**WRITTEN REQUEST**
How many lines in the records below hold the string "Octobre"? Answer with the number alone.

**Saved data entries**
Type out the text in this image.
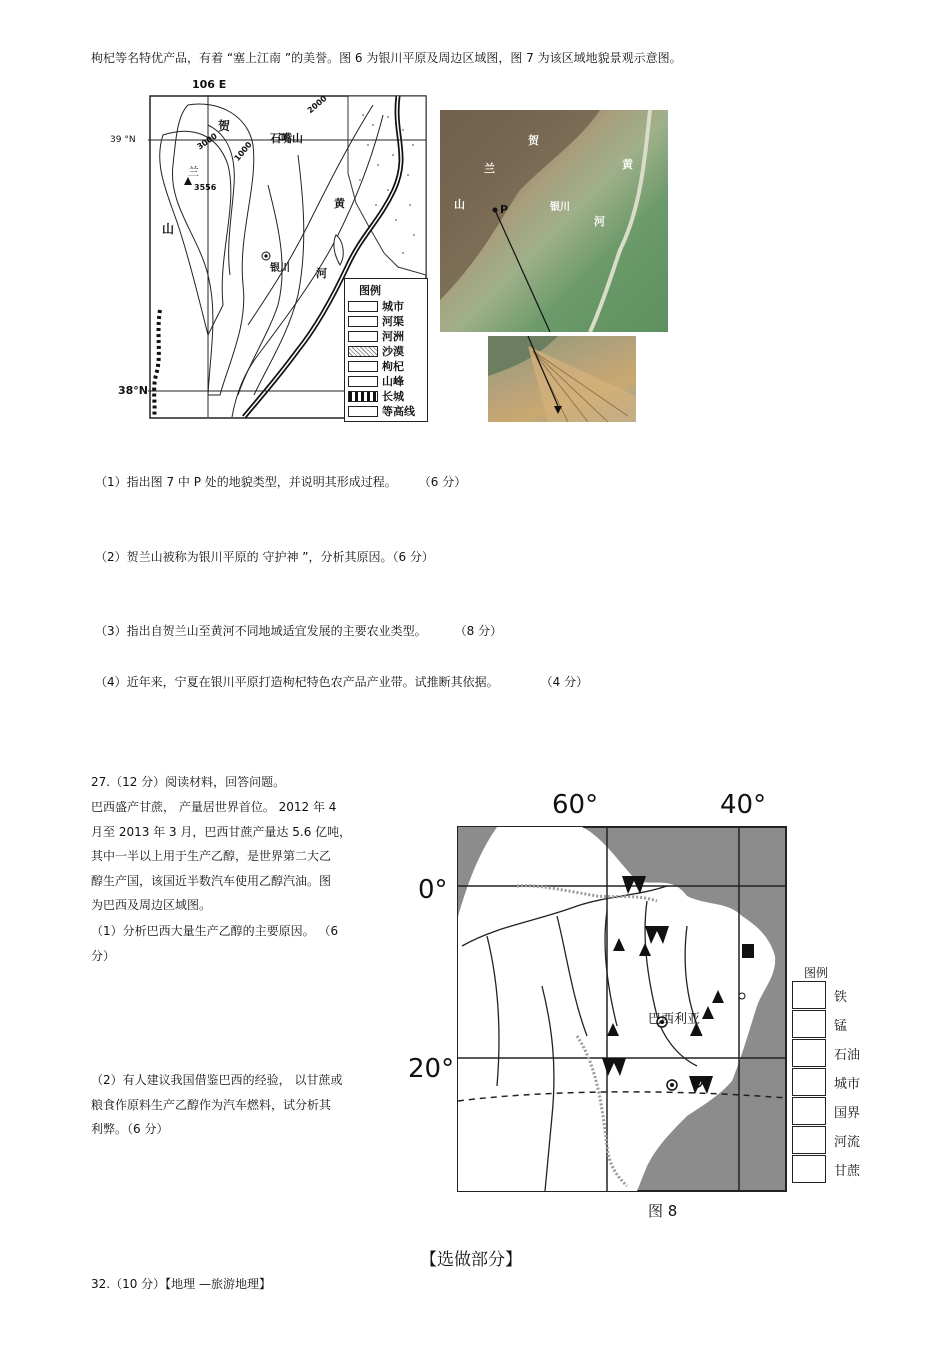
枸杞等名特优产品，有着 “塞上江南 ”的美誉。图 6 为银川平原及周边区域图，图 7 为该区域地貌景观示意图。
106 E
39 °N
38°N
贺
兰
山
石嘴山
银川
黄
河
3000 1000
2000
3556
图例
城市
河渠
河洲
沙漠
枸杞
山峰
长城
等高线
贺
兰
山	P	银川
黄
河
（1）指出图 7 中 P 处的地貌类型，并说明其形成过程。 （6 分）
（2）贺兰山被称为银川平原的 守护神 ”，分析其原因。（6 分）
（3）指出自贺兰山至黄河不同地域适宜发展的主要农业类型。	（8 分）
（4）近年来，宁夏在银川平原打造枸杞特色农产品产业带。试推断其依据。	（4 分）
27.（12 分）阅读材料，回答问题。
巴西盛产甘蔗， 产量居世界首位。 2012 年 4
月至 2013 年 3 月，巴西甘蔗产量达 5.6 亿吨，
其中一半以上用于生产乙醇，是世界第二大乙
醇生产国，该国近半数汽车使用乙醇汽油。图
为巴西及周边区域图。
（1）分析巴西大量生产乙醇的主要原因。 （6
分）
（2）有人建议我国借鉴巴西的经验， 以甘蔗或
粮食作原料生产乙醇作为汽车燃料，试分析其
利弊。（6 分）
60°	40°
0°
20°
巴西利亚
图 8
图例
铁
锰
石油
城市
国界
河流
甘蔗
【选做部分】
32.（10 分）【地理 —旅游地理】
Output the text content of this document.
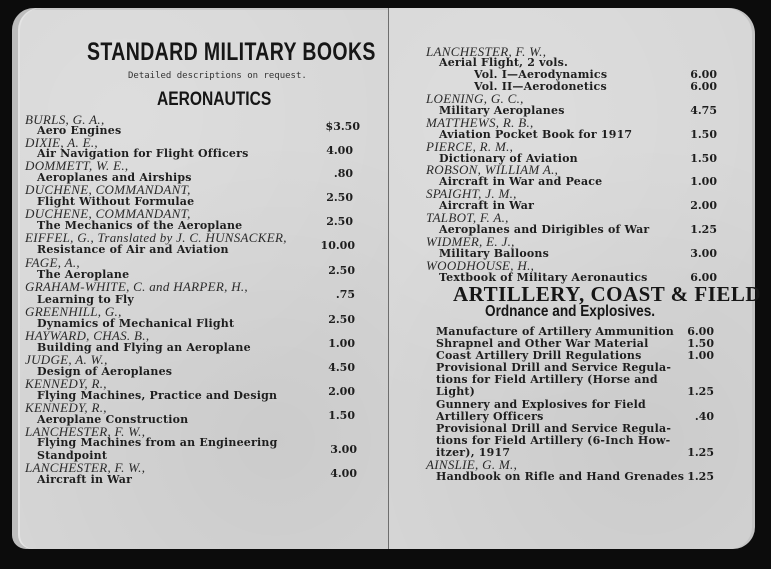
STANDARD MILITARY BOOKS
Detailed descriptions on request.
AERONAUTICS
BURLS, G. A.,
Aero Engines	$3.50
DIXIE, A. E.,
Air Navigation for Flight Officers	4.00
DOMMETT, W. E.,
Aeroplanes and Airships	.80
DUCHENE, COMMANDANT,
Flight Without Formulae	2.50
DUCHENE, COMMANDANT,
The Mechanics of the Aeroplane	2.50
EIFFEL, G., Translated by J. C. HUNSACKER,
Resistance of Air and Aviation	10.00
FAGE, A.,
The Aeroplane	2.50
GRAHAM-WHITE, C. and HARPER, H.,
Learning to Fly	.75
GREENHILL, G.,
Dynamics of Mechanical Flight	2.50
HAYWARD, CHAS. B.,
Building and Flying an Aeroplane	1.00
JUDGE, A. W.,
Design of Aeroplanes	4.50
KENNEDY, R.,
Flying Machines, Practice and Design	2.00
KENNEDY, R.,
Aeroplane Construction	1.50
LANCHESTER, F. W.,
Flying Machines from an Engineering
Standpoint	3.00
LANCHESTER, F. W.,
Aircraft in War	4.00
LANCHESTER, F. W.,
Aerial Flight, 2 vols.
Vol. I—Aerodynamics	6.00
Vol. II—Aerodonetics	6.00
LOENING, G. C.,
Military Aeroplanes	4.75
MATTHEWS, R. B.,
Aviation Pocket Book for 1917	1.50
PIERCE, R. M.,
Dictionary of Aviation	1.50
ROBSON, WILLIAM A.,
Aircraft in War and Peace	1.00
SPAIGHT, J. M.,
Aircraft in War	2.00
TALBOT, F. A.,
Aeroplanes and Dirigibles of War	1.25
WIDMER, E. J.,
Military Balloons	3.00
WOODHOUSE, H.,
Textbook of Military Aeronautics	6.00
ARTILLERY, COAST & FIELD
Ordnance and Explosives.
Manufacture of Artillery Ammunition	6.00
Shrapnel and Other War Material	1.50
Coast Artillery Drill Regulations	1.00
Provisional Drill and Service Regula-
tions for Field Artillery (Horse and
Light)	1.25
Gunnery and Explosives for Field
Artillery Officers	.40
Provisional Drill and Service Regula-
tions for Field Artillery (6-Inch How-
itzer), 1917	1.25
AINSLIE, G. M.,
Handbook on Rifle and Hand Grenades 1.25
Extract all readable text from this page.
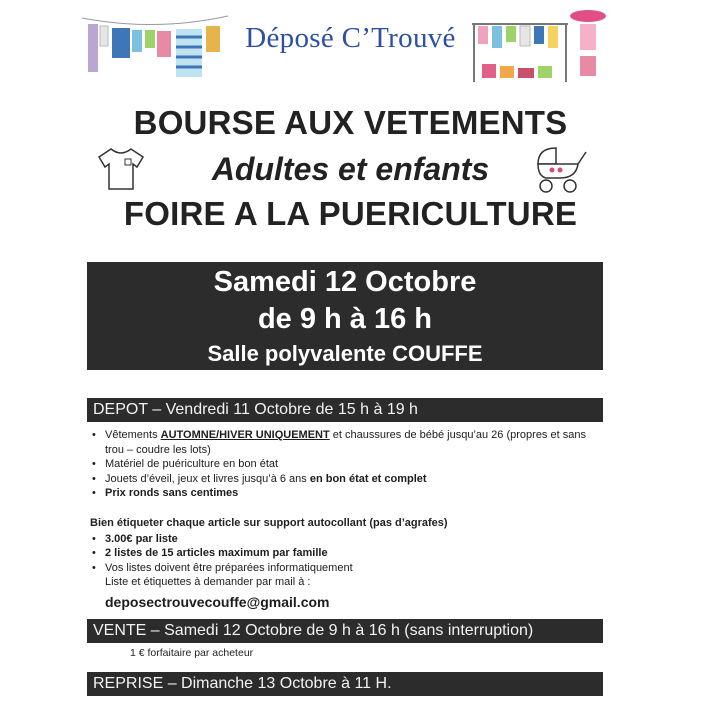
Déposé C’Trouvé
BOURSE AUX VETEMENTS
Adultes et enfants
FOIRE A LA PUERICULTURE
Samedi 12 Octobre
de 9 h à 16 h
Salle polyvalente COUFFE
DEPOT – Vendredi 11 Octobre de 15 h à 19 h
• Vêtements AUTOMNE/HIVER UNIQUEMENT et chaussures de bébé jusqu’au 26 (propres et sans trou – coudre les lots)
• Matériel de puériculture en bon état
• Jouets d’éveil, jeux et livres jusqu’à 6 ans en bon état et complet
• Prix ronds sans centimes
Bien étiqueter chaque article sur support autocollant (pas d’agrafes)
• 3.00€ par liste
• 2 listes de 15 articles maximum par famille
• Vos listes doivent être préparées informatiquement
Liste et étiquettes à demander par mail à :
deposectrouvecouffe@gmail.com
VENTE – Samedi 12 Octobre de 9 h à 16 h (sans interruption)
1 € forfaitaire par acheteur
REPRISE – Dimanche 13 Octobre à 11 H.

**ANSWER TO THE EXERCISE**
4